:: Extrait à lire ::

_ _ _ _ _

5. Colostrothèque : Constituer un stock de bon colostrum excédentaire ! Congeler du colostrum d’excellente qualité est utile : pour remplacer un colostrum de mauvaise qualité ; pour compléter le colostrum de la mère ayant donné naissance à des jumeaux ; ou pour distribuer très rapidement du colostrum si la traite de la mère ne peut être immédiate. En pratique, congeler du colostrum (riche en anticorps) par poche de 2 litres. Il est également utile de stocker du colostrum et/ou du lait de 2ème traite par poche de 250 mL pour le distribuer, additionné à la buvée, sur les 14 premiers jours de vie du veau, en cas de période à risque de diarrhées. La conservation au congélateur (-20°C) ne doit pas excéder 6 mois. Le colostrum ainsi stocké doit être décongelé doucement dans de l’eau tiède (max 50°C). Le micro-ondes et l’eau bouillante sont interdits.
Après le vêlage
- maitriser les conditions de logement (ambiance, surface, hygiène)

_ _ _ _ _

:: Travail à faire ::
1. Dans l'extrait sur le colostrum, reformulez sous forme de liste le paragraphe qui commence par « 5. Colostrothèque : Constituer un stock de bon colostrum excédentaire ! » en conservant ses informations principales.
2. D'après l'extrait sur le colostrum, combien de temps au maximum peut-on conserver le colostrum au congélateur ?
3. Reproduisez fidèlement le passage de l'extrait sur le colostrum qui commence par « 5. Colostrothèque : Constituer » et se poursuit jusqu'à « bouillante sont interdits. ».

[Données d'analyse de la mise en page]
_ _ _ _ _

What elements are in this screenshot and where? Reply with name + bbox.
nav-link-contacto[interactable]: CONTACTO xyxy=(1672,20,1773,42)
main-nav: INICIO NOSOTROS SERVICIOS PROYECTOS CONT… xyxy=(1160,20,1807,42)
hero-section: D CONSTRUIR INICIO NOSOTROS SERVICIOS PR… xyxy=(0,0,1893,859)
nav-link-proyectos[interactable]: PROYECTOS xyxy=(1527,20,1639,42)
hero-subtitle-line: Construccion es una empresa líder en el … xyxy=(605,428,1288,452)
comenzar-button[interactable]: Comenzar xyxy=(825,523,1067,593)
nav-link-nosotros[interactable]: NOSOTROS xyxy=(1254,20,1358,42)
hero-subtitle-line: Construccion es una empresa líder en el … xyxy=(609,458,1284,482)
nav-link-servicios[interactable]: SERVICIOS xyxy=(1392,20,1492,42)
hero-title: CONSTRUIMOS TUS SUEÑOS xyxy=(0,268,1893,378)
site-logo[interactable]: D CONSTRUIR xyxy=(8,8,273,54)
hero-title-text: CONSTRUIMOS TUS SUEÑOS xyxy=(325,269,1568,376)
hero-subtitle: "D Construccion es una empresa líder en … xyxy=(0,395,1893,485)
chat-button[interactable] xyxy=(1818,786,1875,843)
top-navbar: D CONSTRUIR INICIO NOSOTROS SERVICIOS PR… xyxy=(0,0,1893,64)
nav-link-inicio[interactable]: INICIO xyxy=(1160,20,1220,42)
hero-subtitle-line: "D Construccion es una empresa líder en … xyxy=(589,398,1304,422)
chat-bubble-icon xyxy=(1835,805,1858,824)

_ _ _ _ _

:: Réponses aux consignes ::
1.
- Congeler du colostrum d'excellente qualité permet de remplacer un colostrum de mauvaise qualité, de compléter celui d'une mère ayant eu des jumeaux ou d'en distribuer très vite si la traite de la mère ne peut pas être immédiate.
- Le colostrum, riche en anticorps, se congèle par poches de 2 litres.
- Du colostrum ou du lait de 2ème traite peut aussi être stocké par poches de 250 mL. Il est alors ajouté à la buvée pendant les 14 premiers jours de vie du veau en période à risque de diarrhées.
- La conservation au congélateur (-20 °C) ne doit pas dépasser 6 mois.
- La décongélation se fait doucement dans de l'eau tiède (50 °C au maximum). Le micro-ondes et l'eau bouillante sont interdits.

2. La conservation au congélateur (-20 °C) ne doit pas excéder 6 mois.

3.
5. Colostrothèque : Constituer un stock de bon colostrum excédentaire ! Congeler du colostrum d’excellente qualité est utile : pour remplacer un colostrum de mauvaise qualité ; pour compléter le colostrum de la mère ayant donné naissance à des jumeaux ; ou pour distribuer très rapidement du colostrum si la traite de la mère ne peut être immédiate. En pratique, congeler du colostrum (riche en anticorps) par poche de 2 litres. Il est également utile de stocker du colostrum et/ou du lait de 2ème traite par poche de 250 mL pour le distribuer, additionné à la buvée, sur les 14 premiers jours de vie du veau, en cas de période à risque de diarrhées. La conservation au congélateur (-20°C) ne doit pas excéder 6 mois. Le colostrum ainsi stocké doit être décongelé doucement dans de l’eau tiède (max 50°C). Le micro-ondes et l’eau bouillante sont interdits.